### ACTIVITY LIST
a - Say whether each statement agrees with the forum post on attracting women. Answer yes or no for each, and quote the post's deciding words exactly.
(i) The writer holds that women are attracted to men they can control.
(ii) The female edifice is described as a concept with three prongs.
(iii) Women are called the #1 consumers of romance novels and soap operas.
b - In one to three sentences, explain why the forum post on attracting women says a woman will call a man who hasn't called her in two weeks but not one who calls her eight times a day.
c - Resume the forum post on attracting women from the point where it stops.

Me: (with a serious face) No. I just don't want to make you jealous when the other girl next to us starts hitting on me.
Her: (bursts out laughing with a ludicrous look on her face) Yeah you wish!
Me: I'm not the one asking you out, remember that. ;) (cocky smile on my face)

Let's just say I had a hard time getting her off the phone in the following weeks.

Works wonders. I'll tell you why:

Give her more credit for being a woman than is necessary, and she can dangle her crotch in front of you any day of the week. But if you're a man with "balls", you can say what you have to say and not fear loosing anything. A woman who can use her virtue to effect a man's opinion is the master of that man and thus, he becomes her slave.

Xenocrates
December 12, 2005, 01:07 PM
[Cont'd]

Quite frankly:

Women are not attracted to men they can control.

HOWEVER, if a as man, your woman (or women in general) cannot strike fear into your heart by witholding her virtue, or otherwise tongue-lash you into wimptitude, she will realise quite frankly, that you are in control of your person and there's nothing she can dangle (or say) to change your opinion. In this case, you are your own master and she controls nothing about you. In fact, play your cards right, and she will actually (subconsciously) subject herself to you.

Why does this happen?

It's based on a well-documented psychological phenomenon known as the Female Edifice.

What is the female edifice?

It's a 3 pronged concept. In layman's terms:


Women love a man with mystique. - The less she knows, the more she wants to know, and hence the more she becomes attracted to that man. Women are helplessly curious people. Less is more to a woman. This is the same reason why women are the #1 consumers of romance novels and soap operas. The mystique of the story pulls them in. It is from this part of the edifice where we derive the expression "curiosity killed the cat". The 'cat' reference in this expression is an obvious innuendo for the female reproductive organ. This is the same reason why a woman will call a guy who hasn't called her in two weeks, but not a guy who calls her 8 times a day and takes her to the movies every tuesday and constantly buys her presents. ;)

### SUPPLIED DATA
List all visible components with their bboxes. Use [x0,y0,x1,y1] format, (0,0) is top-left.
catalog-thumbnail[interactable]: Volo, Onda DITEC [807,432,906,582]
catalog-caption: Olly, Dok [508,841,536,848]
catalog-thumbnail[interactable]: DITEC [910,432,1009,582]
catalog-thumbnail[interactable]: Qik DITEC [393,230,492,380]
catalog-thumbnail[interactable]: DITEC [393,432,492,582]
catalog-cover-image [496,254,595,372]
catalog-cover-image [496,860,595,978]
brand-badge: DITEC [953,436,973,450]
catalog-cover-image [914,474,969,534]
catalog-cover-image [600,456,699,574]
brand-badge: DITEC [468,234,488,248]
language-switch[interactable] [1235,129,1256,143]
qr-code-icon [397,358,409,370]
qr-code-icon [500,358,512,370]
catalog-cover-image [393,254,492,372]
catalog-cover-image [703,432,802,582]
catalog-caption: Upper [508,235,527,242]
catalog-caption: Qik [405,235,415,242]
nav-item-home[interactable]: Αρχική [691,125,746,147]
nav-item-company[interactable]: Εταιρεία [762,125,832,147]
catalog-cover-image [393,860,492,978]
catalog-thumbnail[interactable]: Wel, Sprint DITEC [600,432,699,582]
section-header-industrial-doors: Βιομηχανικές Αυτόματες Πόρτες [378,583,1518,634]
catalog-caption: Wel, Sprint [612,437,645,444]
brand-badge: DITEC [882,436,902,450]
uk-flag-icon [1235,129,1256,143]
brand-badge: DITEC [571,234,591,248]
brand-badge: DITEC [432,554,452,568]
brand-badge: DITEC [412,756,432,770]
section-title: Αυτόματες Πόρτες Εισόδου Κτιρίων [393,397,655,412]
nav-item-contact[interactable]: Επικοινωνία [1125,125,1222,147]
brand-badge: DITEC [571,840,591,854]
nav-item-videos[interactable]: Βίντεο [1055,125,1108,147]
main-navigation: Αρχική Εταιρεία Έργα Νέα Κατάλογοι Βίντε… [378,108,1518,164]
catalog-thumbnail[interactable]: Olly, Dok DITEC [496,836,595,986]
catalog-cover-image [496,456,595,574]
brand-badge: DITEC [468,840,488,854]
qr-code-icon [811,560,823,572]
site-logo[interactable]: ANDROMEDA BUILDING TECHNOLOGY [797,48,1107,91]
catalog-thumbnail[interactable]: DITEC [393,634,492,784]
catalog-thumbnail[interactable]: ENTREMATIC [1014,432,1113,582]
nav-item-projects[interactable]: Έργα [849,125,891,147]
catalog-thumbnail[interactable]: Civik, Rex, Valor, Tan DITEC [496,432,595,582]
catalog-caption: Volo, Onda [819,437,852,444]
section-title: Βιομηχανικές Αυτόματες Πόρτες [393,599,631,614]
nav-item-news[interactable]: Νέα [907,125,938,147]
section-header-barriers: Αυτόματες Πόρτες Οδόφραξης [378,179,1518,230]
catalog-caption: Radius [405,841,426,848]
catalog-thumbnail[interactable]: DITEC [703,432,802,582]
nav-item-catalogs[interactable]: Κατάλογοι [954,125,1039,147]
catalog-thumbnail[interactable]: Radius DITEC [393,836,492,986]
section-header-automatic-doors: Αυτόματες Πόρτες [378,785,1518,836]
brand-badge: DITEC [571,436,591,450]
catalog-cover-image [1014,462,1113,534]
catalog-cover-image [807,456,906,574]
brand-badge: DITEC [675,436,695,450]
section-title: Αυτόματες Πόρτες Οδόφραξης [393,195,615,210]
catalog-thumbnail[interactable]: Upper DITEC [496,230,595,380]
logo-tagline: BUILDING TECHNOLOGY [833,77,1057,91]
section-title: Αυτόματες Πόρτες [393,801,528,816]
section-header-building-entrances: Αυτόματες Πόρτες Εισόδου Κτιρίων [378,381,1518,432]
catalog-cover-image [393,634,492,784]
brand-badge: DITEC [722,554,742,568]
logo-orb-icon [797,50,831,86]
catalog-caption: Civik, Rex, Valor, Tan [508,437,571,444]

### TASK RESULTS
a -
(i) No: "Women are not attracted to men they can control."
(ii) Yes: "It's a 3 pronged concept."
(iii) Yes: "women are the #1 consumers of romance novels and soap operas."

b - The post puts it down to mystique: the less a woman knows about a man, the more she wants to know, and the more attracted to him she becomes. It describes women as helplessly curious, so for them less is more.

c -
They love a man who is sure of himself. - Women are the fairer, weaker sex. Therefore, a man who is prone to giving her the option of making daily choices will not strike her fancy. She perceives him as weak and undecided. She needs to feel that a man is strong enough to rely on when she is incapable of doing that herself (which happens more often than you might realise). Therefore, a man who is always accommodating is always misread by a woman as being "weak" or "spineless". She won't say it to his face, because she "likes him as a friend". This is part of the reason why "nice guys finish last". The other reason is that:


They love a man who is self secure. - A man who "ducks for cover" or tries to be "nice" is a man who is insecure about his own self (not throwing words here - just stating facts). Such men always do things in an effort to make the woman like him. Women can see this (subconsciously) and often have a gut-level distrust of men who behave that way. They will trust that man only on a social level, but will develop no sexual attraction for him. Women are often very insecure by default (which explains why they ask men silly questions sometimes). Therefore, an insecure man will be unattractive to her. A woman perceives a man who doesn't "mince his words" as a man who is so secure about himself, that her reaction to his remarks won't phase him. Women find such men attractive, because when she sees such a man, she perceives "inner strength on which I can rely on to compensate for my own inadequacy". This is the same awesome admiration that a little girl has when she views the kind of superiority daddy has over mommy. A woman who grew up with daddy being "the boss of the house" will not be attracted to men who are fearful of what they think.


Women are naturally engineered like that. This is why men who act like "jerks" will always be the ones who attract the most women.

This is also why men who are very "direct" or "brazen" fire up a woman's libido much more inciduously than those who are constantly concerned about "how she might feel if I say this". This is ultimately why women are attracted to "Bad boys".

Don't believe me? Try it:

Walk over to a girl you know and engage in conversation. End the conversation at the most entertaining moment, just when you are both enjoying it, but before she does. Then walk away. I guarantee that she will not be able to resist the innate temptation to continue it or seek you out afterwards.

Works everytime. ;)

If you think you can master that, try it with a girl you don't know. It doesn't matter what you look like. Women are naturally drawn to your character, not your good looks (or lack thereof).

Now go over to the "What did you learn today?" thread and make a journal entry. I've just shared an ultimate secret with you blokes.

My god, I should charge for this. :eusa_thin

nuhsenutten
December 12, 2005, 01:11 PM
this guy never ceases to amaze me with his points of view on any given situation...i wonder if u have ever been in a situation where u were at a loss for words ?

nuhsenutten
December 12, 2005, 01:18 PM
u could just write a book/(S) on ur thoughts ........but then again to write that all down would take ages............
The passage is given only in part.